## begin DATA EXTRACT

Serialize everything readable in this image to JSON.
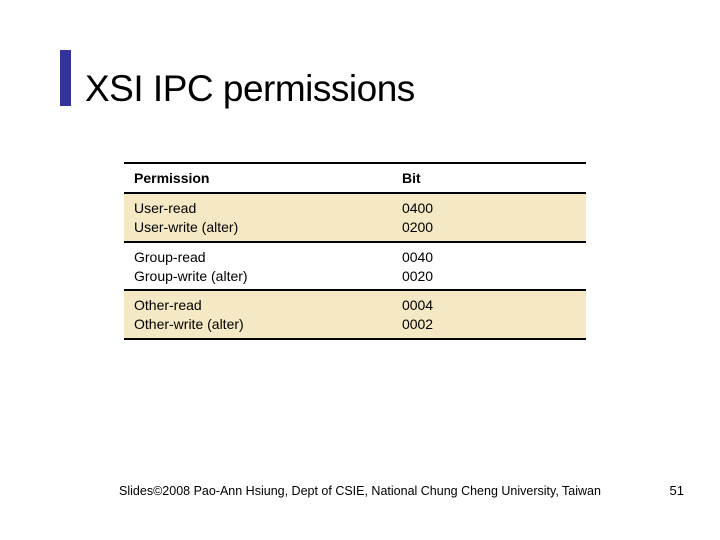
{
  "title": "XSI IPC permissions",
  "table": {
    "headers": {
      "permission": "Permission",
      "bit": "Bit"
    },
    "rows": [
      {
        "permission": "User-read\nUser-write (alter)",
        "bit": "0400\n0200"
      },
      {
        "permission": "Group-read\nGroup-write (alter)",
        "bit": "0040\n0020"
      },
      {
        "permission": "Other-read\nOther-write (alter)",
        "bit": "0004\n0002"
      }
    ]
  },
  "footer": "Slides©2008 Pao-Ann Hsiung, Dept of CSIE, National Chung Cheng University, Taiwan",
  "page_number": "51",
  "chart_data": {
    "type": "table",
    "title": "XSI IPC permissions",
    "columns": [
      "Permission",
      "Bit"
    ],
    "rows": [
      [
        "User-read",
        "0400"
      ],
      [
        "User-write (alter)",
        "0200"
      ],
      [
        "Group-read",
        "0040"
      ],
      [
        "Group-write (alter)",
        "0020"
      ],
      [
        "Other-read",
        "0004"
      ],
      [
        "Other-write (alter)",
        "0002"
      ]
    ]
  }
}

## end DATA EXTRACT

**WORK REQUIRED:** Without the pictures, transcribe the listing above exactly.

**TASK ANSWER:**
Serialize everything readable in this image to JSON.
{
  "title": "XSI IPC permissions",
  "table": {
    "headers": {
      "permission": "Permission",
      "bit": "Bit"
    },
    "rows": [
      {
        "permission": "User-read\nUser-write (alter)",
        "bit": "0400\n0200"
      },
      {
        "permission": "Group-read\nGroup-write (alter)",
        "bit": "0040\n0020"
      },
      {
        "permission": "Other-read\nOther-write (alter)",
        "bit": "0004\n0002"
      }
    ]
  },
  "footer": "Slides©2008 Pao-Ann Hsiung, Dept of CSIE, National Chung Cheng University, Taiwan",
  "page_number": "51",
  "chart_data": {
    "type": "table",
    "title": "XSI IPC permissions",
    "columns": [
      "Permission",
      "Bit"
    ],
    "rows": [
      [
        "User-read",
        "0400"
      ],
      [
        "User-write (alter)",
        "0200"
      ],
      [
        "Group-read",
        "0040"
      ],
      [
        "Group-write (alter)",
        "0020"
      ],
      [
        "Other-read",
        "0004"
      ],
      [
        "Other-write (alter)",
        "0002"
      ]
    ]
  }
}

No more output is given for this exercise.